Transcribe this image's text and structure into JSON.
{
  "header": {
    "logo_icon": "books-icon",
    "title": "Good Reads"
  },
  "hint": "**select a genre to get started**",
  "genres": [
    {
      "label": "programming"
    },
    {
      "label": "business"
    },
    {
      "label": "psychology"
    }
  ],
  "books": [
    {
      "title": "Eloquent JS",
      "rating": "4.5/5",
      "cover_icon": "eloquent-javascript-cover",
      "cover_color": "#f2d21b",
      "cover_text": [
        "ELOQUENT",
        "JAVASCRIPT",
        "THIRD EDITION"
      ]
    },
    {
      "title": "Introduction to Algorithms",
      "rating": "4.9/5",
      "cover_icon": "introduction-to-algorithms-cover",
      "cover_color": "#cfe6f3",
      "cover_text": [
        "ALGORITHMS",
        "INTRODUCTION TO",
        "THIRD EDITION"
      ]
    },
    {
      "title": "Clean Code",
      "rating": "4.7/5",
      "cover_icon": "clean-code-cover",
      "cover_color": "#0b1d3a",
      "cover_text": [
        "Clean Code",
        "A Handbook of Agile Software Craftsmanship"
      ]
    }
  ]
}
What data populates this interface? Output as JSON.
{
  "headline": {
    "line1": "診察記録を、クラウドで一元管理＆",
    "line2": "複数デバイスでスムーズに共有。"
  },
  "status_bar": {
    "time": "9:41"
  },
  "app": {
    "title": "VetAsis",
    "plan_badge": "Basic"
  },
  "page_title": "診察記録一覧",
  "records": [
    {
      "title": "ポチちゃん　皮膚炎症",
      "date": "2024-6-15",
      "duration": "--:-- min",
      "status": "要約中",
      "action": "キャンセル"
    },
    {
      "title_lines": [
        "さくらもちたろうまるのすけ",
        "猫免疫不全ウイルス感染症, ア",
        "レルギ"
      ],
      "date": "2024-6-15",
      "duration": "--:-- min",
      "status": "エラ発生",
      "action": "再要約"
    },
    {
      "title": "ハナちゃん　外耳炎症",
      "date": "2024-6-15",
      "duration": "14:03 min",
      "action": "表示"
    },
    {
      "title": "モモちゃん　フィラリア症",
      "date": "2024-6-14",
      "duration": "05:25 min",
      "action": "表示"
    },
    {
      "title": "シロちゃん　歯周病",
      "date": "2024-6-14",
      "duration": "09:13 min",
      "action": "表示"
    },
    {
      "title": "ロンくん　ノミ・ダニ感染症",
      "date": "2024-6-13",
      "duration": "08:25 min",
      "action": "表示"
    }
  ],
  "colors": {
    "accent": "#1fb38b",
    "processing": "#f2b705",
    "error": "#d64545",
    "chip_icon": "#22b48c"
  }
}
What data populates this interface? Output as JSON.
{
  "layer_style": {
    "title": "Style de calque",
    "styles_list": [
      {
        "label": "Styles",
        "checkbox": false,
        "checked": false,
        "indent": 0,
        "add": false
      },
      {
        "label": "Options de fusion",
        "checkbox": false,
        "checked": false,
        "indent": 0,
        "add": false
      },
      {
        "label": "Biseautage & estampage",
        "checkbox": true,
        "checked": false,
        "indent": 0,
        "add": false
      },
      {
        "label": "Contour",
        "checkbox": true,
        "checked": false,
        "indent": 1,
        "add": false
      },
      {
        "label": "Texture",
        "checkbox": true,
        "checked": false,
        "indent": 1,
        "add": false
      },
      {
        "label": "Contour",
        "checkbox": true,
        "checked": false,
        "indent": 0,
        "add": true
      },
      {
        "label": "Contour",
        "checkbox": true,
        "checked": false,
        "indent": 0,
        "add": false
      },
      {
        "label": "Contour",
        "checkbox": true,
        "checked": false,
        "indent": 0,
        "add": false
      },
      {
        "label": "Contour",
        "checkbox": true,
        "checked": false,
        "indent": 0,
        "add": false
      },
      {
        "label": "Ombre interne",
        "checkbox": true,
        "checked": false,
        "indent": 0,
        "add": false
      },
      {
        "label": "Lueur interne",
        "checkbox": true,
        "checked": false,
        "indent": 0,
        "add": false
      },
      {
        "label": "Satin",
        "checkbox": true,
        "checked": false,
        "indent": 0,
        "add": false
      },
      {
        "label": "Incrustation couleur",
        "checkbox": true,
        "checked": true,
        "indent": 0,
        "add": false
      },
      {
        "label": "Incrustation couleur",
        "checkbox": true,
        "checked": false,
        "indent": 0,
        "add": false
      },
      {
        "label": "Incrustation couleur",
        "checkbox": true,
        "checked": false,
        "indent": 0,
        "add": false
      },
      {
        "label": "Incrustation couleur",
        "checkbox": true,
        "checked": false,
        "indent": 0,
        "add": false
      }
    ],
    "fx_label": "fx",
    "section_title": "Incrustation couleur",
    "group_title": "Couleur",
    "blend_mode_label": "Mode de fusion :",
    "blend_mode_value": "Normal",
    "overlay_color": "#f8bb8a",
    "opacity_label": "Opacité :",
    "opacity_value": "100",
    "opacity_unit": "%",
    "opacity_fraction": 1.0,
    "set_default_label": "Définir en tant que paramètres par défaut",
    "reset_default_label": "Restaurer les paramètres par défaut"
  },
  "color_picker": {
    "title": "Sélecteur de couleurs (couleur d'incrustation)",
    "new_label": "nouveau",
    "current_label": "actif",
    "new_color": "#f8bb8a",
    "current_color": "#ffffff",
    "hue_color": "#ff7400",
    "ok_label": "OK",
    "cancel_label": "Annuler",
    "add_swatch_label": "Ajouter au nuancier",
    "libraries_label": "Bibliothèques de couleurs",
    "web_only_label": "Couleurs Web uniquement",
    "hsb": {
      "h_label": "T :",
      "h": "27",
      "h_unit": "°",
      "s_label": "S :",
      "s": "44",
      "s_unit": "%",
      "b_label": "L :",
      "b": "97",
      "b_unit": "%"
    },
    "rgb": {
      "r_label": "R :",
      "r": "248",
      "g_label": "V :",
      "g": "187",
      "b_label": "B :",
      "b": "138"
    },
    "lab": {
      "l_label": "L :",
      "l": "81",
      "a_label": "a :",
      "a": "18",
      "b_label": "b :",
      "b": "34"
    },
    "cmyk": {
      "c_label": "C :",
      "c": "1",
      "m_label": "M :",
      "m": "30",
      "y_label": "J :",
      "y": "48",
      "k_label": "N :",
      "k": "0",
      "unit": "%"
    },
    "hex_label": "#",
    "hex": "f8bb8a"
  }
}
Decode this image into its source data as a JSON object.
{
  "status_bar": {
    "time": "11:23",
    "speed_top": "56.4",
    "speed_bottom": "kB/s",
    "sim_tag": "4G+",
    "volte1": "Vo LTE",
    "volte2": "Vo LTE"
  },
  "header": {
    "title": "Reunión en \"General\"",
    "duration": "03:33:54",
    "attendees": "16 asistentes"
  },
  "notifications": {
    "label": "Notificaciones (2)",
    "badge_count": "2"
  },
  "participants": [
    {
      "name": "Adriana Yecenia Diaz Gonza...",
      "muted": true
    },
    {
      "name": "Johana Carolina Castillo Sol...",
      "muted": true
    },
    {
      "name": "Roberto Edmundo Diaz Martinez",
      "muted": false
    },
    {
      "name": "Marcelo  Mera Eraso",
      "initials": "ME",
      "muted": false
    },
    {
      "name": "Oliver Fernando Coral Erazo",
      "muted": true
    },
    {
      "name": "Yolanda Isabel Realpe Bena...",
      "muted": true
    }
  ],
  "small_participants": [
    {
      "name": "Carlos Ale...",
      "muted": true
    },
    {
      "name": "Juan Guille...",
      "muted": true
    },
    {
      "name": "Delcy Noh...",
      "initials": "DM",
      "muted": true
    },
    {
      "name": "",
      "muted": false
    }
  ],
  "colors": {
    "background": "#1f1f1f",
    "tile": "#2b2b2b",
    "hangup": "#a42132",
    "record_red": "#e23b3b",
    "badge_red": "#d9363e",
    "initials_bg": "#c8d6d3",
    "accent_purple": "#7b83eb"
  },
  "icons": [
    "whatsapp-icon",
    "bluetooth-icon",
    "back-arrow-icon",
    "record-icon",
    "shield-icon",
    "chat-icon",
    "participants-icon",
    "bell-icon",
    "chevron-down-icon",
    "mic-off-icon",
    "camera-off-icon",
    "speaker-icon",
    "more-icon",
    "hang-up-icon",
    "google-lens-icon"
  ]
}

+++

**Given request**
List the lines that contain the word "interne".

**Response below**
        "label": "Ombre interne",
        "label": "Lueur interne",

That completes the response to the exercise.